_Task instructions_
Can you give all the records again without altering a single character?

<<<<

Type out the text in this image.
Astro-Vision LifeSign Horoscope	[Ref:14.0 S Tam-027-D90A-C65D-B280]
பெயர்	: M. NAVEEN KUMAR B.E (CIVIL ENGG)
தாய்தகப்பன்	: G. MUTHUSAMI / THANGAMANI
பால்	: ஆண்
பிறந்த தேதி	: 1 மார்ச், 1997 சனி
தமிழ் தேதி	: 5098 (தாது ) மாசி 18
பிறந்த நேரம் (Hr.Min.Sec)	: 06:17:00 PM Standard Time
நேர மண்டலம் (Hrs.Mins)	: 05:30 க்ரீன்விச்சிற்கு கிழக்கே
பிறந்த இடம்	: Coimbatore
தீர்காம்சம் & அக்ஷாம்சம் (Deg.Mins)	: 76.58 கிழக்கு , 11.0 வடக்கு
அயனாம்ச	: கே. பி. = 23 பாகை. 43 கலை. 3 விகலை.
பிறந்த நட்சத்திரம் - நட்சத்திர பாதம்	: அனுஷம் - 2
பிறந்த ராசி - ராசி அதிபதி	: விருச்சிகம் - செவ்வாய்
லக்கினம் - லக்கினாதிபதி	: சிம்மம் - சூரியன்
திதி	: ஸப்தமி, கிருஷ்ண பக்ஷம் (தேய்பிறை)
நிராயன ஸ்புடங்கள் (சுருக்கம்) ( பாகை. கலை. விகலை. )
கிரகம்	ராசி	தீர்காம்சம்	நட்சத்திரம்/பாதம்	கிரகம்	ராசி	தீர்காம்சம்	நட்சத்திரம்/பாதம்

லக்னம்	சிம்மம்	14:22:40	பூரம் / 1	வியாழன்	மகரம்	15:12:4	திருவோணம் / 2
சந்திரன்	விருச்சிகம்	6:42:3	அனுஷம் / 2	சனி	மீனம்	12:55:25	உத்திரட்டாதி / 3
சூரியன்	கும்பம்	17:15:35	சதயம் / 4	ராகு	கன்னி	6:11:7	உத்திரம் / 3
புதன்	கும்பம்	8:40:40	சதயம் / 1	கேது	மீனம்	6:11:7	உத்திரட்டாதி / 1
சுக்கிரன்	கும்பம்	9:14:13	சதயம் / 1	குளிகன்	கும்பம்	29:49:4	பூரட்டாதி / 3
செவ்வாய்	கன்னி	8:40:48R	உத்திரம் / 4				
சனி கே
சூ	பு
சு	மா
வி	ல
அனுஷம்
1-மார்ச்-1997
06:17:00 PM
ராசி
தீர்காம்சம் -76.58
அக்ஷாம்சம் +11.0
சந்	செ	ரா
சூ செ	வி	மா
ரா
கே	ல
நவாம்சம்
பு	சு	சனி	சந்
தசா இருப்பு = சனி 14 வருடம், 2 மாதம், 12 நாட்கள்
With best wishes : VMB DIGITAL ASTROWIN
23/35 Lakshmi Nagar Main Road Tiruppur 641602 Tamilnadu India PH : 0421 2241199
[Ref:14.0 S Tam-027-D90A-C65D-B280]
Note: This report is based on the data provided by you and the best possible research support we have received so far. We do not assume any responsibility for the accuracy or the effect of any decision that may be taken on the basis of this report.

>>>>

_Task answer_
Type out the text in this image.
Astro-Vision LifeSign Horoscope	[Ref:14.0 S Tam-027-D90A-C65D-B280]
பெயர்	: M. NAVEEN KUMAR B.E (CIVIL ENGG)
தாய்தகப்பன்	: G. MUTHUSAMI / THANGAMANI
பால்	: ஆண்
பிறந்த தேதி	: 1 மார்ச், 1997 சனி
தமிழ் தேதி	: 5098 (தாது ) மாசி 18
பிறந்த நேரம் (Hr.Min.Sec)	: 06:17:00 PM Standard Time
நேர மண்டலம் (Hrs.Mins)	: 05:30 க்ரீன்விச்சிற்கு கிழக்கே
பிறந்த இடம்	: Coimbatore
தீர்காம்சம் & அக்ஷாம்சம் (Deg.Mins)	: 76.58 கிழக்கு , 11.0 வடக்கு
அயனாம்ச	: கே. பி. = 23 பாகை. 43 கலை. 3 விகலை.
பிறந்த நட்சத்திரம் - நட்சத்திர பாதம்	: அனுஷம் - 2
பிறந்த ராசி - ராசி அதிபதி	: விருச்சிகம் - செவ்வாய்
லக்கினம் - லக்கினாதிபதி	: சிம்மம் - சூரியன்
திதி	: ஸப்தமி, கிருஷ்ண பக்ஷம் (தேய்பிறை)
நிராயன ஸ்புடங்கள் (சுருக்கம்) ( பாகை. கலை. விகலை. )
கிரகம்	ராசி	தீர்காம்சம்	நட்சத்திரம்/பாதம்	கிரகம்	ராசி	தீர்காம்சம்	நட்சத்திரம்/பாதம்

லக்னம்	சிம்மம்	14:22:40	பூரம் / 1	வியாழன்	மகரம்	15:12:4	திருவோணம் / 2
சந்திரன்	விருச்சிகம்	6:42:3	அனுஷம் / 2	சனி	மீனம்	12:55:25	உத்திரட்டாதி / 3
சூரியன்	கும்பம்	17:15:35	சதயம் / 4	ராகு	கன்னி	6:11:7	உத்திரம் / 3
புதன்	கும்பம்	8:40:40	சதயம் / 1	கேது	மீனம்	6:11:7	உத்திரட்டாதி / 1
சுக்கிரன்	கும்பம்	9:14:13	சதயம் / 1	குளிகன்	கும்பம்	29:49:4	பூரட்டாதி / 3
செவ்வாய்	கன்னி	8:40:48R	உத்திரம் / 4				
சனி கே
சூ	பு
சு	மா
வி	ல
அனுஷம்
1-மார்ச்-1997
06:17:00 PM
ராசி
தீர்காம்சம் -76.58
அக்ஷாம்சம் +11.0
சந்	செ	ரா
சூ செ	வி	மா
ரா
கே	ல
நவாம்சம்
பு	சு	சனி	சந்
தசா இருப்பு = சனி 14 வருடம், 2 மாதம், 12 நாட்கள்
With best wishes : VMB DIGITAL ASTROWIN
23/35 Lakshmi Nagar Main Road Tiruppur 641602 Tamilnadu India PH : 0421 2241199
[Ref:14.0 S Tam-027-D90A-C65D-B280]
Note: This report is based on the data provided by you and the best possible research support we have received so far. We do not assume any responsibility for the accuracy or the effect of any decision that may be taken on the basis of this report.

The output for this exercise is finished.